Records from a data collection
↓↓↓

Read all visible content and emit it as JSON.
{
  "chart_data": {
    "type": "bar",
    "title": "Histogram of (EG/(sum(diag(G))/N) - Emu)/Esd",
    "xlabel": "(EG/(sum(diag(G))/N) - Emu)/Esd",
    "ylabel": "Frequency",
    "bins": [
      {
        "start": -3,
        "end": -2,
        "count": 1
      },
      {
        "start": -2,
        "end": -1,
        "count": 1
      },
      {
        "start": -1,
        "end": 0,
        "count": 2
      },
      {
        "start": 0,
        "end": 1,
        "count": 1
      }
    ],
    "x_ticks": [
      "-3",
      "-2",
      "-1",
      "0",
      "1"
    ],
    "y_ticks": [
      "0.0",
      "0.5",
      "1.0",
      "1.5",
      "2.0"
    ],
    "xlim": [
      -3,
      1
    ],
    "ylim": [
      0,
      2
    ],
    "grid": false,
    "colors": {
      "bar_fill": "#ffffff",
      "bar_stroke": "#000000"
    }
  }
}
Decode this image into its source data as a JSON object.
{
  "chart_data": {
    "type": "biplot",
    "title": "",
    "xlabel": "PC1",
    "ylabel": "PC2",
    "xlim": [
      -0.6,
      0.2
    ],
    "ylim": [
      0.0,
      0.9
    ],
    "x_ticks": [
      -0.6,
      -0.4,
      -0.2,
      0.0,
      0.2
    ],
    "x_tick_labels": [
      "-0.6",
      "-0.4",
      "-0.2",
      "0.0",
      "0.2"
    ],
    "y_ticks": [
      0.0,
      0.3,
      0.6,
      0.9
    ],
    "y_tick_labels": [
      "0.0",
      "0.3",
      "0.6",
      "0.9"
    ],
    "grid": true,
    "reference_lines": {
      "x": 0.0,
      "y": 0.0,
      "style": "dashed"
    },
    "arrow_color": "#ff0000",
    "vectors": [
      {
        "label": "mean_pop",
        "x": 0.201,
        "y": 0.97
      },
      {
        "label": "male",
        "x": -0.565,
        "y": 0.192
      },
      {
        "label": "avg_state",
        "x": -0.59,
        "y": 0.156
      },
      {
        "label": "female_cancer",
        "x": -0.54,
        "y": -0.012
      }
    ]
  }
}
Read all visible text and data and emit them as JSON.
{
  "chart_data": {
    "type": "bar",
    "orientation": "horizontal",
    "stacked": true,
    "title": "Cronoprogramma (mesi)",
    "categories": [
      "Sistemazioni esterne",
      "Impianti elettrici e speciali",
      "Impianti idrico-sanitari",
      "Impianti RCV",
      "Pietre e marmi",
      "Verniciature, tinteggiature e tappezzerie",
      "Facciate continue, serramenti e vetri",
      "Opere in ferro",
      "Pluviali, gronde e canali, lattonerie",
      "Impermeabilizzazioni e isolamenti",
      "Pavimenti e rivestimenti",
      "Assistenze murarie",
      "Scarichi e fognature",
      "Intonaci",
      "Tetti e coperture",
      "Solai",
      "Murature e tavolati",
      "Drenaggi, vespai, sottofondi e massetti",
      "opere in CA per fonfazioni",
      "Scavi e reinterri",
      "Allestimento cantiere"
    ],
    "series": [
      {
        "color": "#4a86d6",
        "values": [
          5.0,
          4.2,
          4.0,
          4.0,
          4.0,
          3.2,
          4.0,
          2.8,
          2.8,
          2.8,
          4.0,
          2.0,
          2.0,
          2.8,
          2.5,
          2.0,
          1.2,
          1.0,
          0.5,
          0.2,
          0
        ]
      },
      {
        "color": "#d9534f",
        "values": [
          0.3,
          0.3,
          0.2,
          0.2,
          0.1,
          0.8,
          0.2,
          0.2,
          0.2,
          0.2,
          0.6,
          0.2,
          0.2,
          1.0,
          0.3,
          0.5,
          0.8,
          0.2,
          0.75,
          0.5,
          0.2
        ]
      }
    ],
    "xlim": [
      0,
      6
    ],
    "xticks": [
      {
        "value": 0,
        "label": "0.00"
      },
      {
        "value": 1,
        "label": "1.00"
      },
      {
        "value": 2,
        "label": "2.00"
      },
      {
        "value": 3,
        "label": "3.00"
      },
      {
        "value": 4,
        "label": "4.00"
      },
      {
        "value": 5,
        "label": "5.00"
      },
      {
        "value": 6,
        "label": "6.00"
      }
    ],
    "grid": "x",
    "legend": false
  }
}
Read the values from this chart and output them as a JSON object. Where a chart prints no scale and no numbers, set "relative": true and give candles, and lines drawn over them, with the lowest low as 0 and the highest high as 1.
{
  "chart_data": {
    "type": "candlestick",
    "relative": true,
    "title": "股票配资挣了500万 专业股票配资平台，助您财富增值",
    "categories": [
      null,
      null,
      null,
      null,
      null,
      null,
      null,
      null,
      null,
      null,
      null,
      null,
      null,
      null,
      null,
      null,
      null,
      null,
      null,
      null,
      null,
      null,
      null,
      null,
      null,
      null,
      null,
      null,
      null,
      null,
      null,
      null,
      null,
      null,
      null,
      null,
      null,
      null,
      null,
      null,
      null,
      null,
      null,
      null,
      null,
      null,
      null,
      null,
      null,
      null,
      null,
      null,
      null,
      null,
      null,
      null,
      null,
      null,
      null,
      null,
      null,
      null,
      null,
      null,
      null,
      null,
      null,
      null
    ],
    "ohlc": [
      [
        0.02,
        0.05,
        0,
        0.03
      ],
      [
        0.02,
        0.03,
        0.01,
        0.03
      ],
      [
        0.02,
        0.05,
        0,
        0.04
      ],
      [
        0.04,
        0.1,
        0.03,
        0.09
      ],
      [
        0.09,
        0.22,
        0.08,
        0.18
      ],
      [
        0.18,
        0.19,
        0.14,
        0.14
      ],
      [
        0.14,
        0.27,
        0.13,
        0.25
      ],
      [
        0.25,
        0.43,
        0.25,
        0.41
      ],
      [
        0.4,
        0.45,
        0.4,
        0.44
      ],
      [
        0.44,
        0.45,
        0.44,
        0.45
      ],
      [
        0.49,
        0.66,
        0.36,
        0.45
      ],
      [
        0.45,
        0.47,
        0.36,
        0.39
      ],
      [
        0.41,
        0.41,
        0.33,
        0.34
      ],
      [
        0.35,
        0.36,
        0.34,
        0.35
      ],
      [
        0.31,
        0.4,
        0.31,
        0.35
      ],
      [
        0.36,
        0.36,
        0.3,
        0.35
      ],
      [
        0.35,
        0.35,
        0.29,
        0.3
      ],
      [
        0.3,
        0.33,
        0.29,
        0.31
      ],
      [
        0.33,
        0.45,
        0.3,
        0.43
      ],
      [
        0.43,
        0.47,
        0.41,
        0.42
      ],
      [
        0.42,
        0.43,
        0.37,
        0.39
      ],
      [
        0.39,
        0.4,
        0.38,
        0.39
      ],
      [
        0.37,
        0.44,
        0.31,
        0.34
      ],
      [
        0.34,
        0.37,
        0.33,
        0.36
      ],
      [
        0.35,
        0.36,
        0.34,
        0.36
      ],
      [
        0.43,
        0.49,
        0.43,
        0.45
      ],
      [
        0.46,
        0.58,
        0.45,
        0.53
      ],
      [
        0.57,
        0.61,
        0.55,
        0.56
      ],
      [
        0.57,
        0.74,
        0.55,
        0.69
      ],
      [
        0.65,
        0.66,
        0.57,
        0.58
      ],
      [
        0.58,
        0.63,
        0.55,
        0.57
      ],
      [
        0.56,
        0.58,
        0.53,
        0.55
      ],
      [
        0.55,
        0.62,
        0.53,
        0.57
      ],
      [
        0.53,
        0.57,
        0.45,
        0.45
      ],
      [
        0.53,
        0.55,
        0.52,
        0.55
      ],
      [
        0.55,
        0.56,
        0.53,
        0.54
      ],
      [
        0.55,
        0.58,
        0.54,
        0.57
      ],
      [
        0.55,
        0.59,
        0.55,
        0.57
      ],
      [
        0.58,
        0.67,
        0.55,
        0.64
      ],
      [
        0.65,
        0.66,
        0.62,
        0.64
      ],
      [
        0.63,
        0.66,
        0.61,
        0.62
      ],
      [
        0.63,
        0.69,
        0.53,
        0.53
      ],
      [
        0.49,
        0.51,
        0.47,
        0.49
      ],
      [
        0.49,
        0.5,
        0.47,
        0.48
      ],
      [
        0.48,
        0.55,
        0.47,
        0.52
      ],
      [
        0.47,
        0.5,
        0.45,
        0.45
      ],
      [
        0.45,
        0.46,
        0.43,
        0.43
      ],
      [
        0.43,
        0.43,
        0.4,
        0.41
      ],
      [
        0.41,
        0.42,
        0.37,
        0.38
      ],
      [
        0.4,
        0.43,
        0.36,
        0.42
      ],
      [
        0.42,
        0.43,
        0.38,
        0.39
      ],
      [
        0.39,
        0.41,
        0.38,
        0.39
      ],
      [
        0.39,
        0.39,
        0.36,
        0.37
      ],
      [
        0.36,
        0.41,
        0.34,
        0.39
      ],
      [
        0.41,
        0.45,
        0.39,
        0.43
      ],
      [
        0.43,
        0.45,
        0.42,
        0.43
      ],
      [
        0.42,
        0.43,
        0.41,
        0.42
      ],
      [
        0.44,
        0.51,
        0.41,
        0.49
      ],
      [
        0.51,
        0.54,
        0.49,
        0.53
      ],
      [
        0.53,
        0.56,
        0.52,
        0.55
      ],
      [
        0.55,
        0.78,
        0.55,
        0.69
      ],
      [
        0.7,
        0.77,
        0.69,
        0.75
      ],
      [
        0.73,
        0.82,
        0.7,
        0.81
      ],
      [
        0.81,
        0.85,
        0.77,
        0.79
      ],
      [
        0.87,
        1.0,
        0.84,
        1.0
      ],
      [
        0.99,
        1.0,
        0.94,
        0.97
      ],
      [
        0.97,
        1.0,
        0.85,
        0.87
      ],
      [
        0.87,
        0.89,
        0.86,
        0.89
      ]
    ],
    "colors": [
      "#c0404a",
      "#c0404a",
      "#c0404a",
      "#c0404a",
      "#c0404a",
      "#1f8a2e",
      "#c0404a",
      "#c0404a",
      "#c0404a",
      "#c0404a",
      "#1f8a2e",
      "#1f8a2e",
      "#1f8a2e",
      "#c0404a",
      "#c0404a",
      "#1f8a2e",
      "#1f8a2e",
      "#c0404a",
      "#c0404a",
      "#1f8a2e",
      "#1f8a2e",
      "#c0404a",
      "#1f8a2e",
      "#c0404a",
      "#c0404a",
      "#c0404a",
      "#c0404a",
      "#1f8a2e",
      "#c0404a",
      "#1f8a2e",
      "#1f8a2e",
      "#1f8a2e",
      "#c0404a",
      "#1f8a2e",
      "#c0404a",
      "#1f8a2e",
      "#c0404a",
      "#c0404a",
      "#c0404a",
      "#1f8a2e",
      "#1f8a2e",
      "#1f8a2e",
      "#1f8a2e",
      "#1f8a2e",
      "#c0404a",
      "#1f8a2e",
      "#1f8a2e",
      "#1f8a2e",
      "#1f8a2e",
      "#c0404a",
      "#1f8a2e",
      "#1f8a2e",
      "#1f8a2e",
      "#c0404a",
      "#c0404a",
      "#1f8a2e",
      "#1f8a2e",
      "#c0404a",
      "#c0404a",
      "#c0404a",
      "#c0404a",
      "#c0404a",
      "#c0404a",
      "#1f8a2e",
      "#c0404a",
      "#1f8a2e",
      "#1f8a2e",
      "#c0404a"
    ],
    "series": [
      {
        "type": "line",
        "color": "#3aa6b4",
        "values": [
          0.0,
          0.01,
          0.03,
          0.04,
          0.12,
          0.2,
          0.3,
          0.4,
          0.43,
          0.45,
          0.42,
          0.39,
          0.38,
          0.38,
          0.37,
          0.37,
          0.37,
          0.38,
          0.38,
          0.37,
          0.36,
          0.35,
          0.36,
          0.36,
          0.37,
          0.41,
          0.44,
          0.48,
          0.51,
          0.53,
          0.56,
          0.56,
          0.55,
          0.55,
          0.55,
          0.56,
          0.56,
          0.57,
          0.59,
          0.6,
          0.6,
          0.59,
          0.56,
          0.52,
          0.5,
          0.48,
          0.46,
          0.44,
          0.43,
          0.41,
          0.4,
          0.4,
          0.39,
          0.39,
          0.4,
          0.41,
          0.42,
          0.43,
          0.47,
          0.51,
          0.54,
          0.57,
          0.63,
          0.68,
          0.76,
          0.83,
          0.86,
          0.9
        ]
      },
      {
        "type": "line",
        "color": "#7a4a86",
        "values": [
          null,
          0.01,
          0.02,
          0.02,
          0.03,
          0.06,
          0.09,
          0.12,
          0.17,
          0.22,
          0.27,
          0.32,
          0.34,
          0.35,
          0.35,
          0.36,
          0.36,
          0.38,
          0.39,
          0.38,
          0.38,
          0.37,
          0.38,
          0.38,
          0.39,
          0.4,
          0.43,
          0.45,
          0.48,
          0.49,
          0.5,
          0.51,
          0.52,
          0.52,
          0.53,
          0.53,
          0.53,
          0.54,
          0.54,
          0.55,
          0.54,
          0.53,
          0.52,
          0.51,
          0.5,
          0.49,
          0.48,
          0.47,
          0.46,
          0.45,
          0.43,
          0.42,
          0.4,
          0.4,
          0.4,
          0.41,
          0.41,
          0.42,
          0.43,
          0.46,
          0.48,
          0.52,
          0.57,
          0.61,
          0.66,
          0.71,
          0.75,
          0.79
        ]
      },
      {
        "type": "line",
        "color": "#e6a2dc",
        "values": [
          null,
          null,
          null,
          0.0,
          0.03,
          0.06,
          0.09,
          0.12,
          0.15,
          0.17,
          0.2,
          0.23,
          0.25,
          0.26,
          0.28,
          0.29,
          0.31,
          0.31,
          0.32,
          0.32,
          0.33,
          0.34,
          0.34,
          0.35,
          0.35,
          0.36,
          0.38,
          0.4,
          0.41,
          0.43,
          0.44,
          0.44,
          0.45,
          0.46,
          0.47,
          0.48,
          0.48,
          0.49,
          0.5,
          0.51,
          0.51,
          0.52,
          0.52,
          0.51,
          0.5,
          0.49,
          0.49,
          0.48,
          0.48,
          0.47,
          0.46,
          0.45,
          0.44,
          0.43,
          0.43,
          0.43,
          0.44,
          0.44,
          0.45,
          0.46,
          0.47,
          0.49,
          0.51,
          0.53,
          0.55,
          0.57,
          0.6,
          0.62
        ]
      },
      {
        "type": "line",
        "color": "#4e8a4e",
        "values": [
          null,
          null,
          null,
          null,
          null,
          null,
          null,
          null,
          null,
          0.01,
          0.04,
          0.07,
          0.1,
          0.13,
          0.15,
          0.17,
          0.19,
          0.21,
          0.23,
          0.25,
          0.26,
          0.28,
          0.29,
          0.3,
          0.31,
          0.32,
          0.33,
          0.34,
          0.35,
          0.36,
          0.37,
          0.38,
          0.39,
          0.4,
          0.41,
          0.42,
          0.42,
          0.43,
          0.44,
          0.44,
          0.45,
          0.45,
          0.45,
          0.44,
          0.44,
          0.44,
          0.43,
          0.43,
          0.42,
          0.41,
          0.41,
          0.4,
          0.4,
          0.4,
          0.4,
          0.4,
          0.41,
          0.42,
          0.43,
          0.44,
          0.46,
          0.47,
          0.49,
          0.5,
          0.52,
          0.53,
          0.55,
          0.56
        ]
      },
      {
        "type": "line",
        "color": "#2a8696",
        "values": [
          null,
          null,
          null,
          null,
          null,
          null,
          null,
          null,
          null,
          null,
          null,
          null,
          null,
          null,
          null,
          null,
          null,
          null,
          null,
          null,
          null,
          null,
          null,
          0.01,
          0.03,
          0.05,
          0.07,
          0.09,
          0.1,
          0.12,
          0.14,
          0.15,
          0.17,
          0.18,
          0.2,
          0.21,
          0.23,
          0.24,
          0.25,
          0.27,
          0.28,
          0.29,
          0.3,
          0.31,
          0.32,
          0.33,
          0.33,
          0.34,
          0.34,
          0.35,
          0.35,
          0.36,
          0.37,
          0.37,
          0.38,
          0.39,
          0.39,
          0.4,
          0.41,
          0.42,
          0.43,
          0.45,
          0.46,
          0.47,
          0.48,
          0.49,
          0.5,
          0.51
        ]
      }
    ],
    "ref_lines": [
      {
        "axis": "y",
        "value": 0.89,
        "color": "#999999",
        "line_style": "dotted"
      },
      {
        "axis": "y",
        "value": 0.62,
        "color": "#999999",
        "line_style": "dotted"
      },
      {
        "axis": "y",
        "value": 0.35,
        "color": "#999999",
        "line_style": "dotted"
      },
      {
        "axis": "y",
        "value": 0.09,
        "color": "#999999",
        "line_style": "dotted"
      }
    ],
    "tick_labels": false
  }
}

↑↑↑

→ Problem to solve:
Gather each line of the listing containing the word "title" and show it.

→ The answer:
    "title": "Histogram of (EG/(sum(diag(G))/N) - Emu)/Esd",
    "title": "",
    "title": "Cronoprogramma (mesi)",
    "title": "股票配资挣了500万 专业股票配资平台，助您财富增值",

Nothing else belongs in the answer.